[Bug]: Abysmal performance on RTX 4090

levicki commented 1 year ago

Is there an existing issue for this?

[X] I have searched the existing issues and checked the recent builds/commits

What happened?

I have seen a few issues discussing poor RTX 4090 performance, but none of them have any resolution.

I just did a clean install of the repository few minutes ago trying to fix it, and I am getting only ~7.5 it/s with default settings (Euler-a, 20 iterations, batch size 1, 512x512px, sd-v1-4-full-ema.ckpt).

I think there might have been some performance regression, and I just can't believe that nobody working on this project has a 40x0 series card to test before pushing a commit.

Steps to reproduce the problem

Do a fresh install
Test image generation on an RTX 4090 without xformers using default parameters mentioned above 4 times
Discard first image it/s result
Observe pathetic ~7.5 it/s for the next 3 images

What should have happened?

Iteration speed of at least 25 it/s without xformers.

Commit where the problem happens

602a1864b05075ca4283986e6f5c7d5bce864e11

What platforms do you use to access UI ?

Windows

What browsers do you use to access the UI ?

Brave

Command Line Arguments

No response

Additional information, context and logs

No response

BrentOzar commented 1 year ago

So there are existing issues without answers, and you decided the right thing to do was … add yet another issue?

levicki commented 1 year ago

So there are existing issues without answers, and you decided the right thing to do was … add yet another issue?

I did because the issue I found was a question, and this is a bug report as the performance has regressed to about half it was before (and sadly I can't tell you how much before, or I would have just rolled back to that commit already).

For example #2449 in particular has over 200 posts and a lot of people asking whether procedure described in one of those posts can be also applied to Windows install (I am running this on Windows).

Linked from there is a pull request #7056, which suggests increasing torch and CUDA version, but it seems to break Dreambooth which is unacceptable. Despite it seemingly not being approved by @AUTOMATIC1111 I see that launch.py change in the commit I linked here in the bug report and which gives me the abysmal speed noted above.

Given the difficulty Windows users have with building Torch (and its dependencies) it would be very nice if 4000 series got some attention -- upgrading to Torch 2.0 and CUDA 12.0 (or at least 11.8) would be a reasonable first step towards allowing those cards to reach their full potential.

levicki commented 1 year ago

Let me add that just replacing the CUDNN binaries in venv/lib/site-packages/torch/lib (1.13.1+cu117) with the latest ones (v8.7.0 for CUDA 11.x) brings the speed up from ~7.5 it/s to ~11 it/s for me but this is still slower than before and slower than 3000 series cards.

XeonG commented 1 year ago

Never knew it could be faster only started trying this stuff with the 4090 in the last week.. hopefully it does get back to what the hardware is capable of soon.

> Data extract:
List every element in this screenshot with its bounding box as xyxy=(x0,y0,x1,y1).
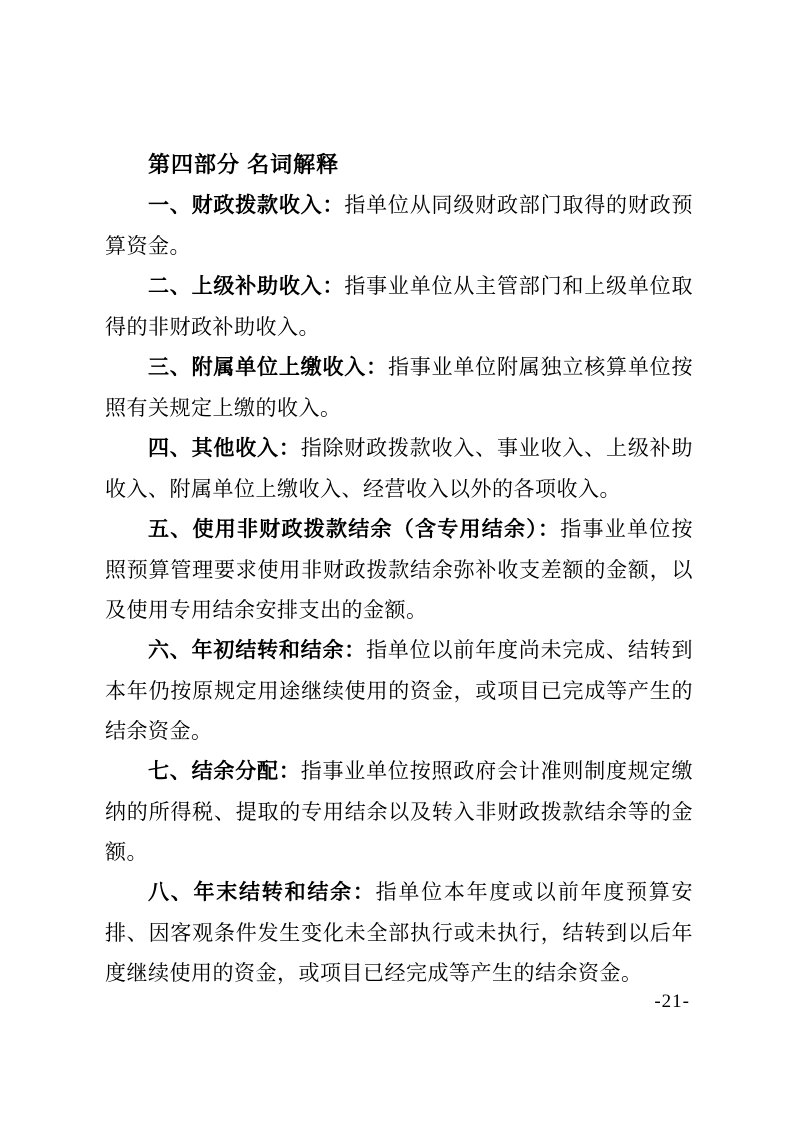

> What to do:
1. Decide whether each statement agrees with the RTX 4090 performance thread, answering yes or no and quoting the words that settle it: (a) With default settings the reporter got about 7.5 it/s. (b) The reporter accesses the UI through Firefox. (c) Swapping in newer CUDNN binaries raised the speed to about 11 it/s.
2. In the RTX 4090 performance thread, what iteration speed should have happened without xformers?

> Exercise results:
1.
(a) Yes: "I am getting only ~7.5 it/s with default settings"
(b) No: "What browsers do you use to access the UI ? Brave"
(c) Yes: "brings the speed up from ~7.5 it/s to ~11 it/s for me"

2. At least 25 it/s.